# THE REQUEST:
Copy all the material below, exactly as it stands.
--- ROWS ---
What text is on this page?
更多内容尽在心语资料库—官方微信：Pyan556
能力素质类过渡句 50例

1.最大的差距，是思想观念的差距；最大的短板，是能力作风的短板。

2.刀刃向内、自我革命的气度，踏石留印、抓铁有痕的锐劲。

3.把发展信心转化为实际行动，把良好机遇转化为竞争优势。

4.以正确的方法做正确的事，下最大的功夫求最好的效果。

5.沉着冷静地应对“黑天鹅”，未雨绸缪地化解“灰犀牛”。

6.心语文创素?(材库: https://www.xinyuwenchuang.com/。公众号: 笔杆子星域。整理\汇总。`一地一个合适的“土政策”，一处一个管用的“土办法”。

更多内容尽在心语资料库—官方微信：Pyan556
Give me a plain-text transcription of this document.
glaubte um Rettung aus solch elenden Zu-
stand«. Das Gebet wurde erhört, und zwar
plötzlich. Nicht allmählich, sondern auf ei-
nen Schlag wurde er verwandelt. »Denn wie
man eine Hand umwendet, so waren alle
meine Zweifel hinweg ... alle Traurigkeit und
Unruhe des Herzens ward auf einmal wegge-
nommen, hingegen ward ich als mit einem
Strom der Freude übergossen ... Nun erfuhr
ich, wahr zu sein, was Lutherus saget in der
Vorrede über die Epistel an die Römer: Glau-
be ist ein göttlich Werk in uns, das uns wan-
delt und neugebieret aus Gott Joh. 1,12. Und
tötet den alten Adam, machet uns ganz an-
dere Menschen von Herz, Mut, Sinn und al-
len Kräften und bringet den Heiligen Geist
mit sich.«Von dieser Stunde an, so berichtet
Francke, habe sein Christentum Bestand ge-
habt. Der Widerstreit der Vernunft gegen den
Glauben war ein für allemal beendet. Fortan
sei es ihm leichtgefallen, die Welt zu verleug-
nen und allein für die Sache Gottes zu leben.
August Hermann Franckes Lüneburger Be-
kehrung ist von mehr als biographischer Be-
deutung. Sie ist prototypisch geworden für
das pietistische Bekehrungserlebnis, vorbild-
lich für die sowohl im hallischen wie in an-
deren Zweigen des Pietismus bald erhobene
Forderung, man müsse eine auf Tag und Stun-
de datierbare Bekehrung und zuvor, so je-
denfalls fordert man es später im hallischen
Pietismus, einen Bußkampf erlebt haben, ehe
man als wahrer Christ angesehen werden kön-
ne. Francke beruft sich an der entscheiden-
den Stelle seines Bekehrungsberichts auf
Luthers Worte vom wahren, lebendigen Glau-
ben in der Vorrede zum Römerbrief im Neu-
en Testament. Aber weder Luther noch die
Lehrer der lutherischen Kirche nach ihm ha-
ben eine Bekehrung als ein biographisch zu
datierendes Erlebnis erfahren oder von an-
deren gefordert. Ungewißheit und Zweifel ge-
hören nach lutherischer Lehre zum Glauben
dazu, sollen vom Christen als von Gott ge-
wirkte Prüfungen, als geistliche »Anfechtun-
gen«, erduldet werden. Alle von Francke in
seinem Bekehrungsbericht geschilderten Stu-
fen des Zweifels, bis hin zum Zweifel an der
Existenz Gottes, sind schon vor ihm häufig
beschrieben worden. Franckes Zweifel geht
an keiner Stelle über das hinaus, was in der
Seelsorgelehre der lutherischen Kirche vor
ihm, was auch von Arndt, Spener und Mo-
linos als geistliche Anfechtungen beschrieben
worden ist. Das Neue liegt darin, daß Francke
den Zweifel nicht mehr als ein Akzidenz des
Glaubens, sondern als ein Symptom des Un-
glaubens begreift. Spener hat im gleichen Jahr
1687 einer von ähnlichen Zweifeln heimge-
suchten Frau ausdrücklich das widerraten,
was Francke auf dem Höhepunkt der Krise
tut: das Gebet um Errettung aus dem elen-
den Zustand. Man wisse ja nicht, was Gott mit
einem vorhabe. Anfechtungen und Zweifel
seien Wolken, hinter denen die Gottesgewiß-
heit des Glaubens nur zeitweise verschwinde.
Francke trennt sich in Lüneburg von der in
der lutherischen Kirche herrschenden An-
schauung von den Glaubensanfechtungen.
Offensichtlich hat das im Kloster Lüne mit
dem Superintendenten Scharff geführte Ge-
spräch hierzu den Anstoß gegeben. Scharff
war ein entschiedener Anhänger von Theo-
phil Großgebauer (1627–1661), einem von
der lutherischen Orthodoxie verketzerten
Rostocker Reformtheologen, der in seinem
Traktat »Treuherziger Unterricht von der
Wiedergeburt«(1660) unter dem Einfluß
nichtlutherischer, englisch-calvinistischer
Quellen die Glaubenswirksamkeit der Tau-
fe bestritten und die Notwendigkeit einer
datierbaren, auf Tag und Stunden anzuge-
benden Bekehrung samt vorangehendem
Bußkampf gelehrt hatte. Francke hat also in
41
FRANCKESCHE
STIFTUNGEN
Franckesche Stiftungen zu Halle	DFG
---
# THE ANSWER:
What text is on this page?
更多内容尽在心语资料库—官方微信：Pyan556
能力素质类过渡句 50例

1.最大的差距，是思想观念的差距；最大的短板，是能力作风的短板。

2.刀刃向内、自我革命的气度，踏石留印、抓铁有痕的锐劲。

3.把发展信心转化为实际行动，把良好机遇转化为竞争优势。

4.以正确的方法做正确的事，下最大的功夫求最好的效果。

5.沉着冷静地应对“黑天鹅”，未雨绸缪地化解“灰犀牛”。

6.心语文创素?(材库: https://www.xinyuwenchuang.com/。公众号: 笔杆子星域。整理\汇总。`一地一个合适的“土政策”，一处一个管用的“土办法”。

更多内容尽在心语资料库—官方微信：Pyan556
Give me a plain-text transcription of this document.
glaubte um Rettung aus solch elenden Zu-
stand«. Das Gebet wurde erhört, und zwar
plötzlich. Nicht allmählich, sondern auf ei-
nen Schlag wurde er verwandelt. »Denn wie
man eine Hand umwendet, so waren alle
meine Zweifel hinweg ... alle Traurigkeit und
Unruhe des Herzens ward auf einmal wegge-
nommen, hingegen ward ich als mit einem
Strom der Freude übergossen ... Nun erfuhr
ich, wahr zu sein, was Lutherus saget in der
Vorrede über die Epistel an die Römer: Glau-
be ist ein göttlich Werk in uns, das uns wan-
delt und neugebieret aus Gott Joh. 1,12. Und
tötet den alten Adam, machet uns ganz an-
dere Menschen von Herz, Mut, Sinn und al-
len Kräften und bringet den Heiligen Geist
mit sich.«Von dieser Stunde an, so berichtet
Francke, habe sein Christentum Bestand ge-
habt. Der Widerstreit der Vernunft gegen den
Glauben war ein für allemal beendet. Fortan
sei es ihm leichtgefallen, die Welt zu verleug-
nen und allein für die Sache Gottes zu leben.
August Hermann Franckes Lüneburger Be-
kehrung ist von mehr als biographischer Be-
deutung. Sie ist prototypisch geworden für
das pietistische Bekehrungserlebnis, vorbild-
lich für die sowohl im hallischen wie in an-
deren Zweigen des Pietismus bald erhobene
Forderung, man müsse eine auf Tag und Stun-
de datierbare Bekehrung und zuvor, so je-
denfalls fordert man es später im hallischen
Pietismus, einen Bußkampf erlebt haben, ehe
man als wahrer Christ angesehen werden kön-
ne. Francke beruft sich an der entscheiden-
den Stelle seines Bekehrungsberichts auf
Luthers Worte vom wahren, lebendigen Glau-
ben in der Vorrede zum Römerbrief im Neu-
en Testament. Aber weder Luther noch die
Lehrer der lutherischen Kirche nach ihm ha-
ben eine Bekehrung als ein biographisch zu
datierendes Erlebnis erfahren oder von an-
deren gefordert. Ungewißheit und Zweifel ge-
hören nach lutherischer Lehre zum Glauben
dazu, sollen vom Christen als von Gott ge-
wirkte Prüfungen, als geistliche »Anfechtun-
gen«, erduldet werden. Alle von Francke in
seinem Bekehrungsbericht geschilderten Stu-
fen des Zweifels, bis hin zum Zweifel an der
Existenz Gottes, sind schon vor ihm häufig
beschrieben worden. Franckes Zweifel geht
an keiner Stelle über das hinaus, was in der
Seelsorgelehre der lutherischen Kirche vor
ihm, was auch von Arndt, Spener und Mo-
linos als geistliche Anfechtungen beschrieben
worden ist. Das Neue liegt darin, daß Francke
den Zweifel nicht mehr als ein Akzidenz des
Glaubens, sondern als ein Symptom des Un-
glaubens begreift. Spener hat im gleichen Jahr
1687 einer von ähnlichen Zweifeln heimge-
suchten Frau ausdrücklich das widerraten,
was Francke auf dem Höhepunkt der Krise
tut: das Gebet um Errettung aus dem elen-
den Zustand. Man wisse ja nicht, was Gott mit
einem vorhabe. Anfechtungen und Zweifel
seien Wolken, hinter denen die Gottesgewiß-
heit des Glaubens nur zeitweise verschwinde.
Francke trennt sich in Lüneburg von der in
der lutherischen Kirche herrschenden An-
schauung von den Glaubensanfechtungen.
Offensichtlich hat das im Kloster Lüne mit
dem Superintendenten Scharff geführte Ge-
spräch hierzu den Anstoß gegeben. Scharff
war ein entschiedener Anhänger von Theo-
phil Großgebauer (1627–1661), einem von
der lutherischen Orthodoxie verketzerten
Rostocker Reformtheologen, der in seinem
Traktat »Treuherziger Unterricht von der
Wiedergeburt«(1660) unter dem Einfluß
nichtlutherischer, englisch-calvinistischer
Quellen die Glaubenswirksamkeit der Tau-
fe bestritten und die Notwendigkeit einer
datierbaren, auf Tag und Stunden anzuge-
benden Bekehrung samt vorangehendem
Bußkampf gelehrt hatte. Francke hat also in
41
FRANCKESCHE
STIFTUNGEN
Franckesche Stiftungen zu Halle	DFG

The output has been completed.